Copy out the data below as written; omit any images.

Data excerpts:
§

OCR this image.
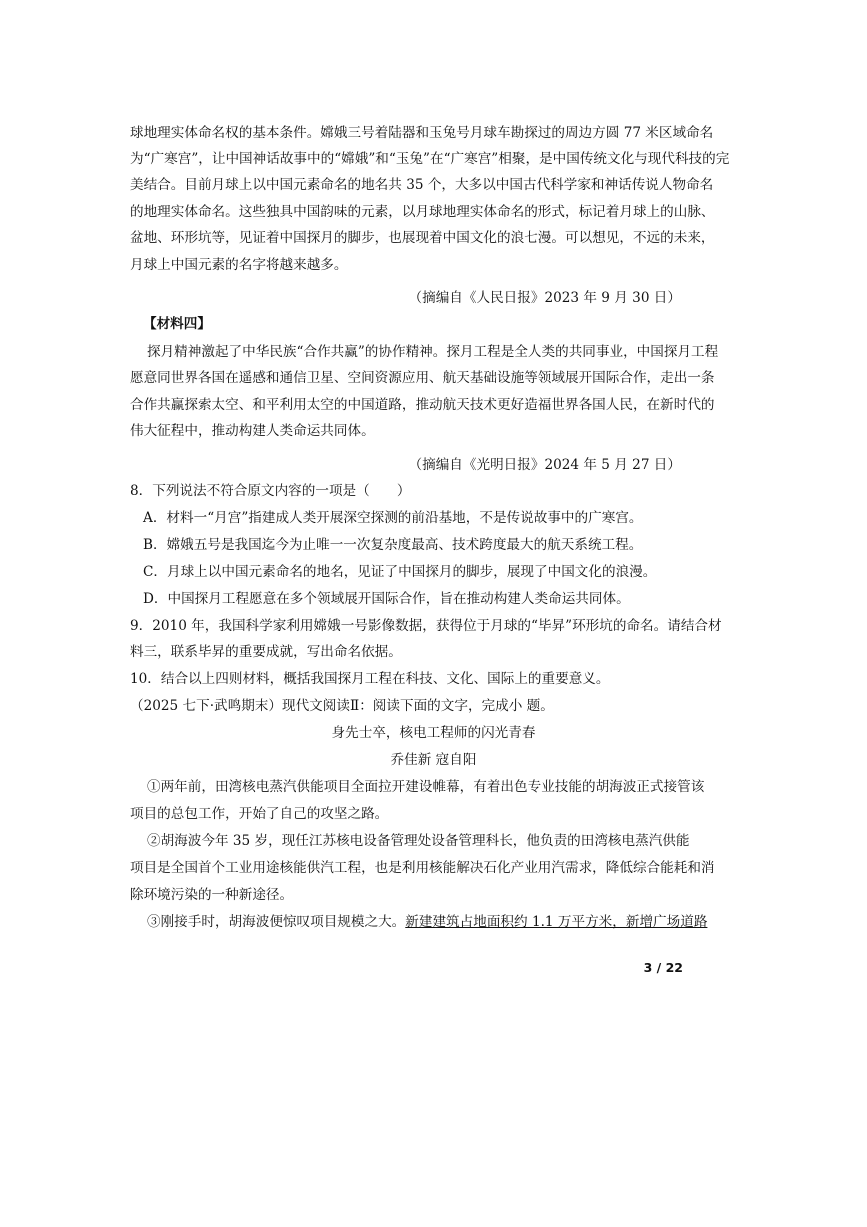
球地理实体命名权的基本条件。嫦娥三号着陆器和玉兔号月球车勘探过的周边方圆 77 米区域命名
为“广寒宫”，让中国神话故事中的“嫦娥”和“玉兔”在“广寒宫”相聚，是中国传统文化与现代科技的完
美结合。目前月球上以中国元素命名的地名共 35 个，大多以中国古代科学家和神话传说人物命名
的地理实体命名。这些独具中国韵味的元素，以月球地理实体命名的形式，标记着月球上的山脉、
盆地、环形坑等，见证着中国探月的脚步，也展现着中国文化的浪七漫。可以想见，不远的未来，
月球上中国元素的名字将越来越多。
（摘编自《人民日报》2023 年 9 月 30 日）
【材料四】
探月精神激起了中华民族“合作共赢”的协作精神。探月工程是全人类的共同事业，中国探月工程
愿意同世界各国在遥感和通信卫星、空间资源应用、航天基础设施等领域展开国际合作，走出一条
合作共赢探索太空、和平利用太空的中国道路，推动航天技术更好造福世界各国人民，在新时代的
伟大征程中，推动构建人类命运共同体。
（摘编自《光明日报》2024 年 5 月 27 日）
8．下列说法不符合原文内容的一项是（　　）
A．材料一“月宫”指建成人类开展深空探测的前沿基地，不是传说故事中的广寒宫。
B．嫦娥五号是我国迄今为止唯一一次复杂度最高、技术跨度最大的航天系统工程。
C．月球上以中国元素命名的地名，见证了中国探月的脚步，展现了中国文化的浪漫。
D．中国探月工程愿意在多个领域展开国际合作，旨在推动构建人类命运共同体。
9．2010 年，我国科学家利用嫦娥一号影像数据，获得位于月球的“毕昇”环形坑的命名。请结合材
料三，联系毕昇的重要成就，写出命名依据。
10．结合以上四则材料，概括我国探月工程在科技、文化、国际上的重要意义。
（2025 七下·武鸣期末）现代文阅读Ⅱ：阅读下面的文字，完成小 题。
身先士卒，核电工程师的闪光青春
乔佳新 寇自阳
①两年前，田湾核电蒸汽供能项目全面拉开建设帷幕，有着出色专业技能的胡海波正式接管该
项目的总包工作，开始了自己的攻坚之路。
②胡海波今年 35 岁，现任江苏核电设备管理处设备管理科长，他负责的田湾核电蒸汽供能
项目是全国首个工业用途核能供汽工程，也是利用核能解决石化产业用汽需求，降低综合能耗和消
除环境污染的一种新途径。
③刚接手时，胡海波便惊叹项目规模之大。新建建筑占地面积约 1.1 万平方米，新增广场道路
3 / 22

§

• [Result for this exercise]
OCR this image.
球地理实体命名权的基本条件。嫦娥三号着陆器和玉兔号月球车勘探过的周边方圆 77 米区域命名
为“广寒宫”，让中国神话故事中的“嫦娥”和“玉兔”在“广寒宫”相聚，是中国传统文化与现代科技的完
美结合。目前月球上以中国元素命名的地名共 35 个，大多以中国古代科学家和神话传说人物命名
的地理实体命名。这些独具中国韵味的元素，以月球地理实体命名的形式，标记着月球上的山脉、
盆地、环形坑等，见证着中国探月的脚步，也展现着中国文化的浪七漫。可以想见，不远的未来，
月球上中国元素的名字将越来越多。
（摘编自《人民日报》2023 年 9 月 30 日）
【材料四】
探月精神激起了中华民族“合作共赢”的协作精神。探月工程是全人类的共同事业，中国探月工程
愿意同世界各国在遥感和通信卫星、空间资源应用、航天基础设施等领域展开国际合作，走出一条
合作共赢探索太空、和平利用太空的中国道路，推动航天技术更好造福世界各国人民，在新时代的
伟大征程中，推动构建人类命运共同体。
（摘编自《光明日报》2024 年 5 月 27 日）
8．下列说法不符合原文内容的一项是（　　）
A．材料一“月宫”指建成人类开展深空探测的前沿基地，不是传说故事中的广寒宫。
B．嫦娥五号是我国迄今为止唯一一次复杂度最高、技术跨度最大的航天系统工程。
C．月球上以中国元素命名的地名，见证了中国探月的脚步，展现了中国文化的浪漫。
D．中国探月工程愿意在多个领域展开国际合作，旨在推动构建人类命运共同体。
9．2010 年，我国科学家利用嫦娥一号影像数据，获得位于月球的“毕昇”环形坑的命名。请结合材
料三，联系毕昇的重要成就，写出命名依据。
10．结合以上四则材料，概括我国探月工程在科技、文化、国际上的重要意义。
（2025 七下·武鸣期末）现代文阅读Ⅱ：阅读下面的文字，完成小 题。
身先士卒，核电工程师的闪光青春
乔佳新 寇自阳
①两年前，田湾核电蒸汽供能项目全面拉开建设帷幕，有着出色专业技能的胡海波正式接管该
项目的总包工作，开始了自己的攻坚之路。
②胡海波今年 35 岁，现任江苏核电设备管理处设备管理科长，他负责的田湾核电蒸汽供能
项目是全国首个工业用途核能供汽工程，也是利用核能解决石化产业用汽需求，降低综合能耗和消
除环境污染的一种新途径。
③刚接手时，胡海波便惊叹项目规模之大。新建建筑占地面积约 1.1 万平方米，新增广场道路
3 / 22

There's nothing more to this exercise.